Select all lines in the records that include "JSON".

■ RECORDS TO PROCESS
# # #

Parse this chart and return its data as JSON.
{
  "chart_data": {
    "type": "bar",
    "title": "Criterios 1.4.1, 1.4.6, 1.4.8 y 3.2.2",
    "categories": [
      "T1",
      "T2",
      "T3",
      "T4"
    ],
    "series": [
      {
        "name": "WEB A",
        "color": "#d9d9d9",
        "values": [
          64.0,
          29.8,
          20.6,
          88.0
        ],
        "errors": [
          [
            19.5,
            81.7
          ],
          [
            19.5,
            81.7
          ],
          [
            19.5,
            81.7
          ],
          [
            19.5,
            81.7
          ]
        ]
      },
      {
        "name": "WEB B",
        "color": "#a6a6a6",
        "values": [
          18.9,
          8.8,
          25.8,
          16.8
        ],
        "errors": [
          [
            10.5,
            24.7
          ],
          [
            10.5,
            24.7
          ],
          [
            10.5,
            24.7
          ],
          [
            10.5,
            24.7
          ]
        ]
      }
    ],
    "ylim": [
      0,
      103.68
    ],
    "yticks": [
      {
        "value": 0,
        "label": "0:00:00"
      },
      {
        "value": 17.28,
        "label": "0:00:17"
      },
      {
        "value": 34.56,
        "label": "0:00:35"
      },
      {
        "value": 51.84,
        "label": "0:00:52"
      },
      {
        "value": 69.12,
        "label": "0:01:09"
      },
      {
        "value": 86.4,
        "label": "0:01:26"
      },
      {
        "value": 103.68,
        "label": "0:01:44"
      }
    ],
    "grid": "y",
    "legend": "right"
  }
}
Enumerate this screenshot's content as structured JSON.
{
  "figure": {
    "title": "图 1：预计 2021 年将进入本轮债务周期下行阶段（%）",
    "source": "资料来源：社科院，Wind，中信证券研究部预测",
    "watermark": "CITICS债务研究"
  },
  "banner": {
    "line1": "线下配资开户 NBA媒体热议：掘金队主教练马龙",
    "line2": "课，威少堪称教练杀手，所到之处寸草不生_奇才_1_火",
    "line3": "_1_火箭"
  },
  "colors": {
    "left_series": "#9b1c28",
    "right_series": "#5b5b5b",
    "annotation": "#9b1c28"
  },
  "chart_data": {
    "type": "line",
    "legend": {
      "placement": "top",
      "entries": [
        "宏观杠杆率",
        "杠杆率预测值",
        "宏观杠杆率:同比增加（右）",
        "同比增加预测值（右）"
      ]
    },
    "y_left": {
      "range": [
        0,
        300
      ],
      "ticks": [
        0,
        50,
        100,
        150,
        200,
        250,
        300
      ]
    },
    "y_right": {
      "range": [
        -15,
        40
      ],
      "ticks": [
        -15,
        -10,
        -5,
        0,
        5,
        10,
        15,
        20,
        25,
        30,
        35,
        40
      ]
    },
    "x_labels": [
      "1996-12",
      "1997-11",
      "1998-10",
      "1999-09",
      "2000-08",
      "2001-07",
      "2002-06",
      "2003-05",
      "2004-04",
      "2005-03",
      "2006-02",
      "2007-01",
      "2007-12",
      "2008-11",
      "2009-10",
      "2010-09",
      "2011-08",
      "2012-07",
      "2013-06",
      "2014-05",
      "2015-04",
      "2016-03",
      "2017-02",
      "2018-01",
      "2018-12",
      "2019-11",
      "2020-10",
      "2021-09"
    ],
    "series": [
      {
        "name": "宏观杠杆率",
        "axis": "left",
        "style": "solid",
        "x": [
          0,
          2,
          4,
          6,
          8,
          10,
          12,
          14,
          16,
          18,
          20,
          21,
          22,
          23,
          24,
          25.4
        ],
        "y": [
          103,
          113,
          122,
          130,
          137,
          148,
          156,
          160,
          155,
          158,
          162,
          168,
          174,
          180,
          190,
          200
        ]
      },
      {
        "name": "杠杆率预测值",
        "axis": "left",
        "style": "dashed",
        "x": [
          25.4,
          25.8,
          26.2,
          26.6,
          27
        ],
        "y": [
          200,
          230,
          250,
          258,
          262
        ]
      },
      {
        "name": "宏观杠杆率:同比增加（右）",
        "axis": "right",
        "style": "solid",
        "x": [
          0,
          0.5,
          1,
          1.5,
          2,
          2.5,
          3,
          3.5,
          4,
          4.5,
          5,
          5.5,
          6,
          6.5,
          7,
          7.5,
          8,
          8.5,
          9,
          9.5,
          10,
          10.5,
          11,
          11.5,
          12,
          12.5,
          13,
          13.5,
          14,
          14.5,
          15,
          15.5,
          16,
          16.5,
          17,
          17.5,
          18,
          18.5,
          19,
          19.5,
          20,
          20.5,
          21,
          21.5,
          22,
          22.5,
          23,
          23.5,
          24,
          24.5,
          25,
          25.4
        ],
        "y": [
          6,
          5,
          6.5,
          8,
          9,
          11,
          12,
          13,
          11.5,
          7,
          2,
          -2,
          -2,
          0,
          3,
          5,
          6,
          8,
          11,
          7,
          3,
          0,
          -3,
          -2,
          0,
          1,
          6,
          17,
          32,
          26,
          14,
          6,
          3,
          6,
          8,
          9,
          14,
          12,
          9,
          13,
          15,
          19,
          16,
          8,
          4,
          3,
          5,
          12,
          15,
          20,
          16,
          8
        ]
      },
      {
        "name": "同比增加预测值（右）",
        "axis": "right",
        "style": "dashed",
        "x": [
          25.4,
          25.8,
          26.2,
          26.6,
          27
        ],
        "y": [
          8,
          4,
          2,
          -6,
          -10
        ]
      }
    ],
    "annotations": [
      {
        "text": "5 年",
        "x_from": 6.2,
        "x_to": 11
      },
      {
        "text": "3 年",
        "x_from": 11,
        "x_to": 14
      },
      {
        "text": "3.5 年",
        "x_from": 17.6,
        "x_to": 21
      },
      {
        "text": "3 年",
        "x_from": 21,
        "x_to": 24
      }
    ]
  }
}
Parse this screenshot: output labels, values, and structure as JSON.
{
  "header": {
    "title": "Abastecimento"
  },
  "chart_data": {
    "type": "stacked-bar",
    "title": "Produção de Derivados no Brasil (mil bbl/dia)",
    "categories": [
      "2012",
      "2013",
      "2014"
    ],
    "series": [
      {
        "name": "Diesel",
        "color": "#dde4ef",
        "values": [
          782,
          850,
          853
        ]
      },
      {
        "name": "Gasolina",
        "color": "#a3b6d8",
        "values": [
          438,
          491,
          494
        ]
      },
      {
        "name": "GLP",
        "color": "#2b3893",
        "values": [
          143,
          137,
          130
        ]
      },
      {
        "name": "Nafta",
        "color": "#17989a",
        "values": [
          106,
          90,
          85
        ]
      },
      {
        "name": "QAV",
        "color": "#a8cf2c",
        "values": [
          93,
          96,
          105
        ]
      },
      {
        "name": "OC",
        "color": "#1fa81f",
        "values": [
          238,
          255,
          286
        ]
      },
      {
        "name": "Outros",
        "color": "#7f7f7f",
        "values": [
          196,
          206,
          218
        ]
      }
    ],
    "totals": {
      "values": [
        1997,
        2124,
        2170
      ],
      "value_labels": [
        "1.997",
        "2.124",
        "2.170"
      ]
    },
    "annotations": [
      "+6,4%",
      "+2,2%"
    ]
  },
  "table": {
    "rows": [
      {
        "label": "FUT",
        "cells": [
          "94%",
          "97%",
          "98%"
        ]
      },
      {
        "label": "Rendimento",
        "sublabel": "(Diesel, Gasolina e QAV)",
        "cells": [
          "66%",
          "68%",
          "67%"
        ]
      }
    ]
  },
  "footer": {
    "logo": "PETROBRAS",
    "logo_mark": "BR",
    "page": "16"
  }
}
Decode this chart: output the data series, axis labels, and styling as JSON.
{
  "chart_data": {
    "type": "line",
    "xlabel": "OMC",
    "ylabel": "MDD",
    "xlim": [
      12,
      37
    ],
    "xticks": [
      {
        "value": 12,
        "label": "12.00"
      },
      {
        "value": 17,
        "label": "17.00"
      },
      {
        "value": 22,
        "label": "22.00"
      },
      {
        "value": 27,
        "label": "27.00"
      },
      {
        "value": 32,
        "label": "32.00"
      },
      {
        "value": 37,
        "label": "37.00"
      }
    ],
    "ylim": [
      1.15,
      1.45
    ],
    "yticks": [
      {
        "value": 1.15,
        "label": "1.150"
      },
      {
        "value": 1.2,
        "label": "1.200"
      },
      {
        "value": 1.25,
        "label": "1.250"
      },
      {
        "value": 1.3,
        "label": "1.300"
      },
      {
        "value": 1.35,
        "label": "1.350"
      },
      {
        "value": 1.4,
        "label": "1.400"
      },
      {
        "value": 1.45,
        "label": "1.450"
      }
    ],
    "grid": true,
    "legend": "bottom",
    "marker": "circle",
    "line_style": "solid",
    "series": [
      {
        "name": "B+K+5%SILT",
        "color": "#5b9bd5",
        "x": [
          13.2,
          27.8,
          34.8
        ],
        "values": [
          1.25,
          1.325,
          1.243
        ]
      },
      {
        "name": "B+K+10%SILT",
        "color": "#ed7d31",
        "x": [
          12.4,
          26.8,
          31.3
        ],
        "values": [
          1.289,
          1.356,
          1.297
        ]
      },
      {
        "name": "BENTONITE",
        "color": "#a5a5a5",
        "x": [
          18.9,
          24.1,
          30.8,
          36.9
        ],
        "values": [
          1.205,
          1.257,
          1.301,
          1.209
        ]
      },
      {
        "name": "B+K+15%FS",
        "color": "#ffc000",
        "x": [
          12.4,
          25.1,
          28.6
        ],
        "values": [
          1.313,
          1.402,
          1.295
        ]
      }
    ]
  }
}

# # #

■ THE RESPONSE
Parse this chart and return its data as JSON.
Enumerate this screenshot's content as structured JSON.
Parse this screenshot: output labels, values, and structure as JSON.
Decode this chart: output the data series, axis labels, and styling as JSON.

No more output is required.